● Source:
===
Coulisses de Bretagne
Parce que nous faisons partie de ceux qui pensent que la culture n'appartient pas à un diktat "médiatico-artistico-économico-urbano-organisé", je me suis faufilé, à la faveur d'un week-end, dans un des nombreux cœurs des Côtes d'Armor.
Première étape : Trégomar, près de Lamballe. Objectif ? Revoir un copain de longue date, François Budet. "Auteur-compositeur-interprète-producteur-distributeur et VRP ", comme il aime à se présenter lorsqu'il vend ses propres CD à la fin de son concert, François a toujours conduit sa carrière artistique sans sacrifier aux modes. Du texte, de la musique, une présence.
En cherchant la salle des fêtes de Trégomar, je recompte : je n'ai pas revu François depuis un quart de siècle !
"Les billets sont en vente au Clipper" prévient l'affiche du concert. Ambiance de samedi soir dans ce café-épicerie. "Vous seriez venus trois quarts d'heure plus tôt, vous l'auriez rencontré. Mais il reste des places". Un sachet de croquettes apéritives et un demi de bière feront office de dîner.
La salle des fêtes de Trégomar. Elle ressemble à toutes les salles des fêtes de campagne. Des tons "vert pâle", une charpente en lamellé collé. Le plafond est constitué de dalles isolantes. La scène est étranglée par un cadre très bas : ce que les musiciens redoutent le plus car le son s'y enferme et rebondit !
Les chaises sont alignées sur le parquet et le public s'y installe, certainement comme on le fait pour une veillée : on se salue parce qu'on se connaît. Tout près, il y a "cette dame qui a fait de la radio, autrefois" : elle connaît tout de François Budet. Son grand succès, Loguivy-de-la-Mer. Sa vie : sa fille Yelle. Elle se souvient même de son chien Scotch qui figurait sur la pochette de son premier 33 t !
===
● Jeu de données:
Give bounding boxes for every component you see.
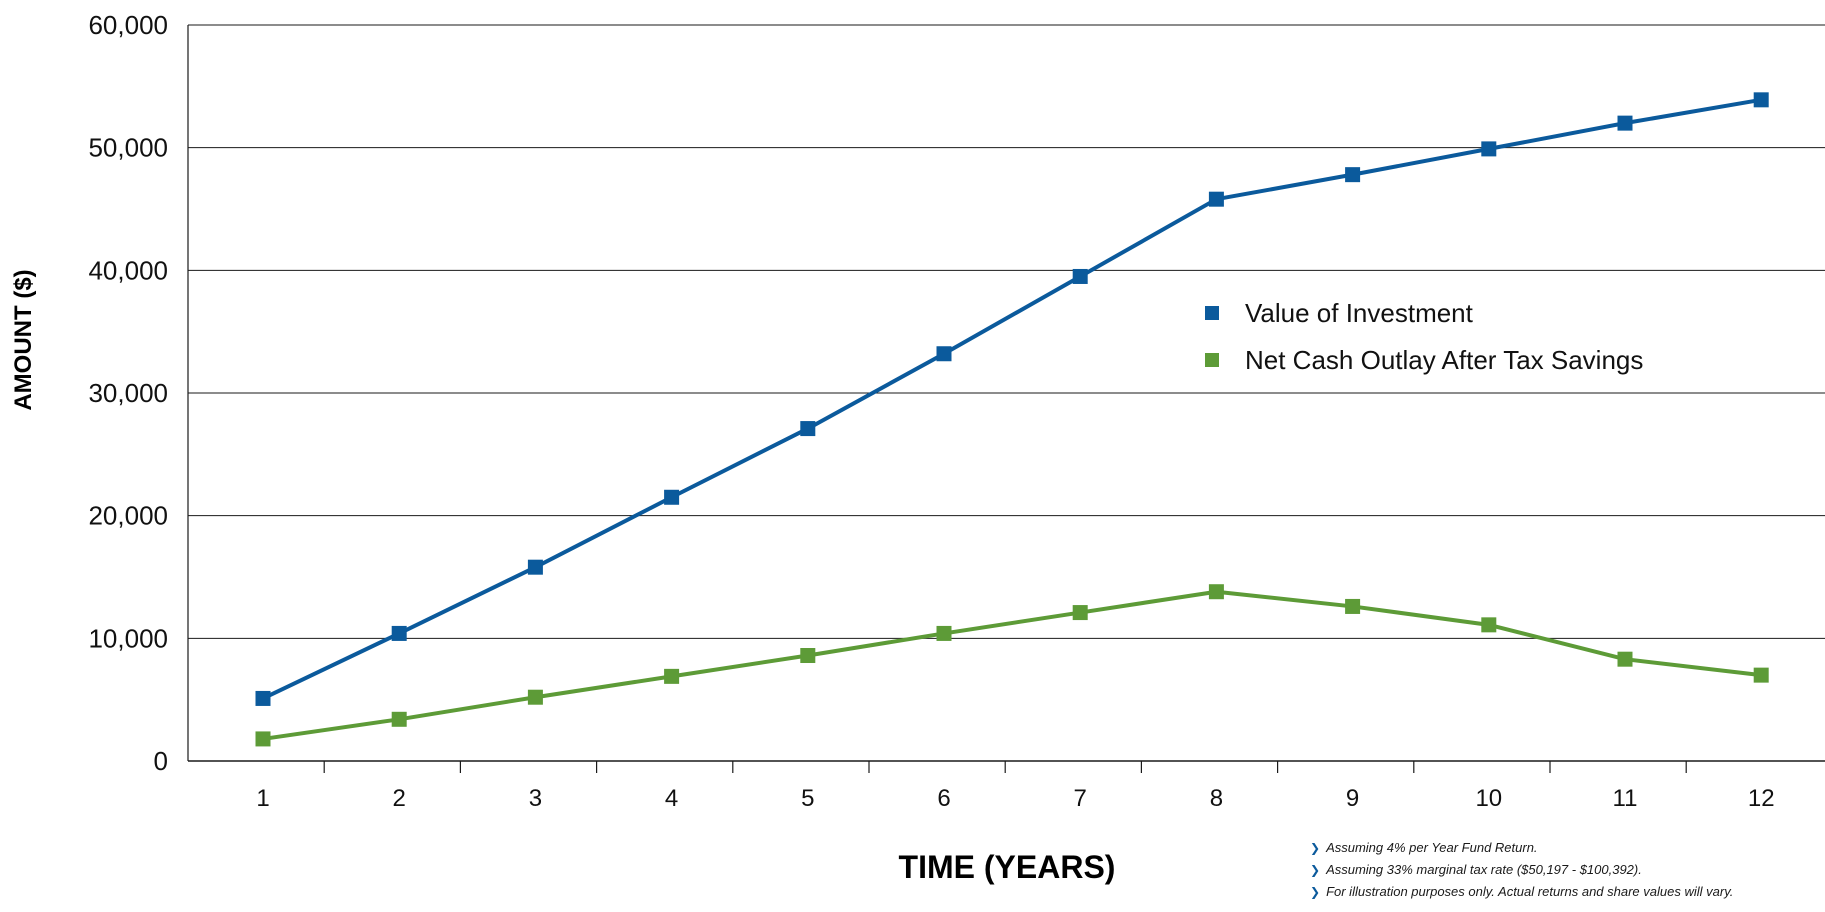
===
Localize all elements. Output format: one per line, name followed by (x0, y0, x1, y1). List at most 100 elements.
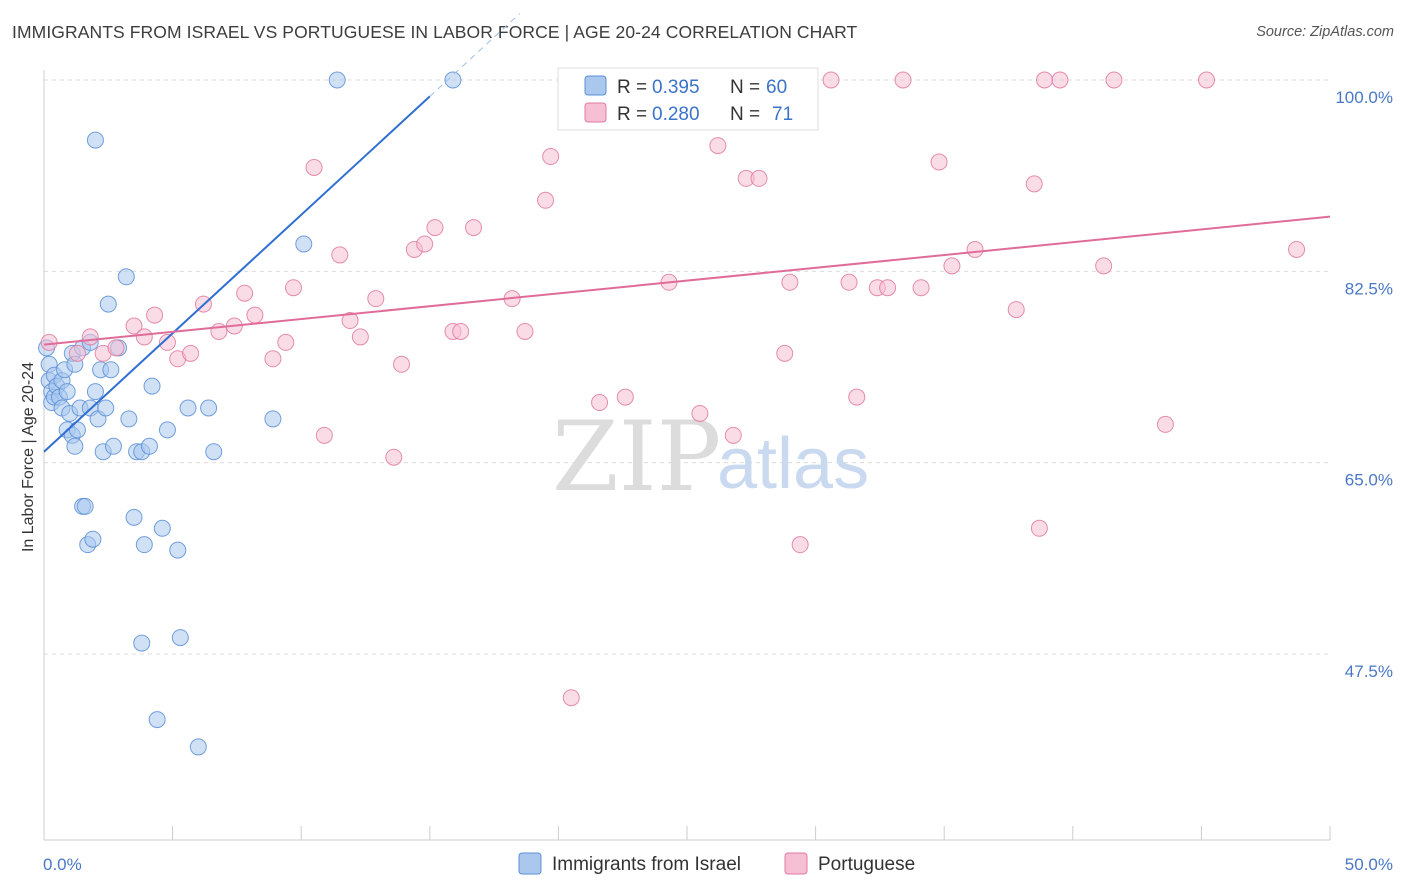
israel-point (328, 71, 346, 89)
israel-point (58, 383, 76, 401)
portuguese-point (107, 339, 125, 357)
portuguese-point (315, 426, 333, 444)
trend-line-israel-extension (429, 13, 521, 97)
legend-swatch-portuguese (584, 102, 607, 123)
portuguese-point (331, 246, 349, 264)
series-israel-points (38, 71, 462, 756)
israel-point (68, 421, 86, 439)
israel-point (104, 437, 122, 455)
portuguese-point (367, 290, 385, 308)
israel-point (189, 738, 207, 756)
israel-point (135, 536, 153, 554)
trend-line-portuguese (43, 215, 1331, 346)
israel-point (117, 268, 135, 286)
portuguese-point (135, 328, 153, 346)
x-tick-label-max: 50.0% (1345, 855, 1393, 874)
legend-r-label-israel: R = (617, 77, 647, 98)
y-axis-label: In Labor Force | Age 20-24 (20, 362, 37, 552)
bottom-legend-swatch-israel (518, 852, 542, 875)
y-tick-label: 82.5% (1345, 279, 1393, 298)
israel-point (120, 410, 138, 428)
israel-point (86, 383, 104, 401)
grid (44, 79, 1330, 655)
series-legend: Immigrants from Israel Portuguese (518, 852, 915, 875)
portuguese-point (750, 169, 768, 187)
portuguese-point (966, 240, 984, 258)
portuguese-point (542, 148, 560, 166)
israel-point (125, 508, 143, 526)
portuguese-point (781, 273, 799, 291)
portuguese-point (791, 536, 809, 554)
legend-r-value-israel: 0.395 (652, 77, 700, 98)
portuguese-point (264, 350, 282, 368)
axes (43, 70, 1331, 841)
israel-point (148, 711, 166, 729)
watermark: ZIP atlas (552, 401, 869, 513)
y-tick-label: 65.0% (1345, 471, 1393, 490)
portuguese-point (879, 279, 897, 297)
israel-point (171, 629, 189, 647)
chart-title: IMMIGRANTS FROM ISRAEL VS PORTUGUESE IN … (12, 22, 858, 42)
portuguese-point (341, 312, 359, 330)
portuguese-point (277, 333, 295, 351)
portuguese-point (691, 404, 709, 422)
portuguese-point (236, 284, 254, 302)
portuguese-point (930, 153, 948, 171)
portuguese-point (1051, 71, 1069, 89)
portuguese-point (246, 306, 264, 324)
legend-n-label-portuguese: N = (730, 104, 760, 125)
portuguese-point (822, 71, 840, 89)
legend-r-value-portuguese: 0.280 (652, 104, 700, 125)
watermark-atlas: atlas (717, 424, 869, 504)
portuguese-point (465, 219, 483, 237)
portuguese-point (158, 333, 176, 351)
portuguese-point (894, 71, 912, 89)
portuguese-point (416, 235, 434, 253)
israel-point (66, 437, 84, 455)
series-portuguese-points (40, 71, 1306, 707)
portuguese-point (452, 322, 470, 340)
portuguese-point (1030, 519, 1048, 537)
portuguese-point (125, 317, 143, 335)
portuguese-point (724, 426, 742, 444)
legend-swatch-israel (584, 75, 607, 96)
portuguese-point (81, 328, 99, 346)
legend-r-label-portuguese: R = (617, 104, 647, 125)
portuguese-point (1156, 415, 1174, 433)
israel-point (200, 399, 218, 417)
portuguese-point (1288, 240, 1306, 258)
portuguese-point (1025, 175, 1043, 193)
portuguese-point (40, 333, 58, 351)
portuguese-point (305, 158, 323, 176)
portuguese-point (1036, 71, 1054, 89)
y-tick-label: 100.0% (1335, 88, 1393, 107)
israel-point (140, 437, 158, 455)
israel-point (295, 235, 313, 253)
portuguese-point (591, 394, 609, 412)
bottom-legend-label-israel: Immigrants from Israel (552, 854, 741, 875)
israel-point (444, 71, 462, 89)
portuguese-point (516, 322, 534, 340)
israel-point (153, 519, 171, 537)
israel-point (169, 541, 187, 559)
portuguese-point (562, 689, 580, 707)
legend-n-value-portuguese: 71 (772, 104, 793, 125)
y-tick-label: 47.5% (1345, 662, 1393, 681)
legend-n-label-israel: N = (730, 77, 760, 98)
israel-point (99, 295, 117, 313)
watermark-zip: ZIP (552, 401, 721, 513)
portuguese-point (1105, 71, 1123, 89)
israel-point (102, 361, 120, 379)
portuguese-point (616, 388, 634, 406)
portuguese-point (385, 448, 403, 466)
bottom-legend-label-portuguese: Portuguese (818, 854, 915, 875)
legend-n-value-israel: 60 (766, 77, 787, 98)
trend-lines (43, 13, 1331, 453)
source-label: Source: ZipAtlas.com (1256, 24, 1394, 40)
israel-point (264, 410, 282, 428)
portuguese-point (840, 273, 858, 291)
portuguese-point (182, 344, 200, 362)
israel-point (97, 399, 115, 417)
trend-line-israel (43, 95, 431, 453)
===
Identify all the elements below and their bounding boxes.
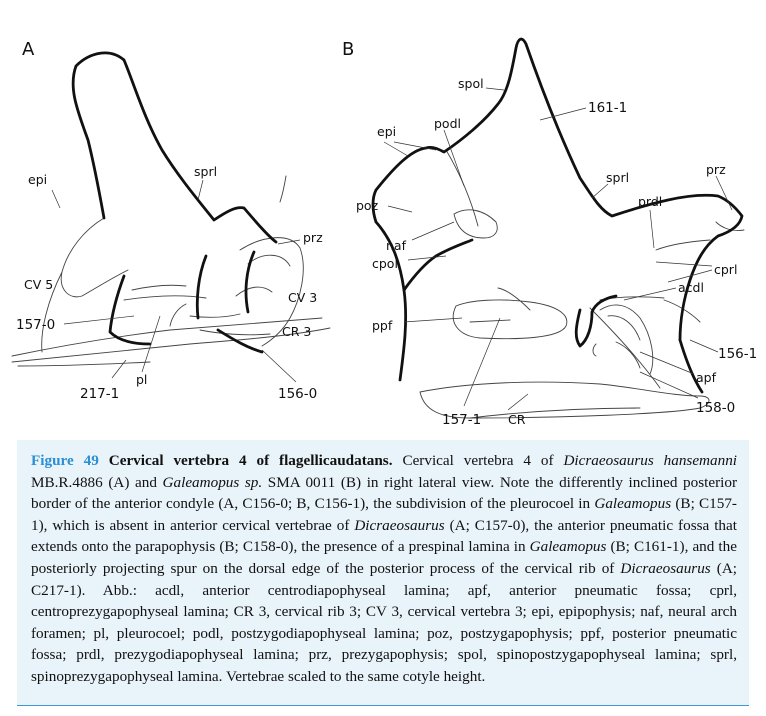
===
● Liste des tâches:
**a)** Recopiez le passage du texte qui va de « Première étape : Trégomar, près » à « office de dîner. » en remplaçant « Clipper » par « Galion ».
**b)** Réécrivez sous forme de liste le paragraphe du texte qui commence par « La salle des fêtes de Trégomar. Elle ressemble », en conservant ses faits principaux.
Appuyez-vous uniquement sur le texte.

● Réponses aux tâches:
**a)**
Première étape : Trégomar, près de Lamballe. Objectif ? Revoir un copain de longue date, François Budet. "Auteur-compositeur-interprète-producteur-distributeur et VRP ", comme il aime à se présenter lorsqu'il vend ses propres CD à la fin de son concert, François a toujours conduit sa carrière artistique sans sacrifier aux modes. Du texte, de la musique, une présence.
En cherchant la salle des fêtes de Trégomar, je recompte : je n'ai pas revu François depuis un quart de siècle !
"Les billets sont en vente au Galion" prévient l'affiche du concert. Ambiance de samedi soir dans ce café-épicerie. "Vous seriez venus trois quarts d'heure plus tôt, vous l'auriez rencontré. Mais il reste des places". Un sachet de croquettes apéritives et un demi de bière feront office de dîner.

**b)**
- Salle des fêtes de Trégomar, semblable à toutes les salles des fêtes de campagne
- Tons « vert pâle » et charpente en lamellé collé
- Plafond fait de dalles isolantes
- Scène étranglée par un cadre très bas, ce que les musiciens redoutent le plus, car le son s'y enferme et rebondit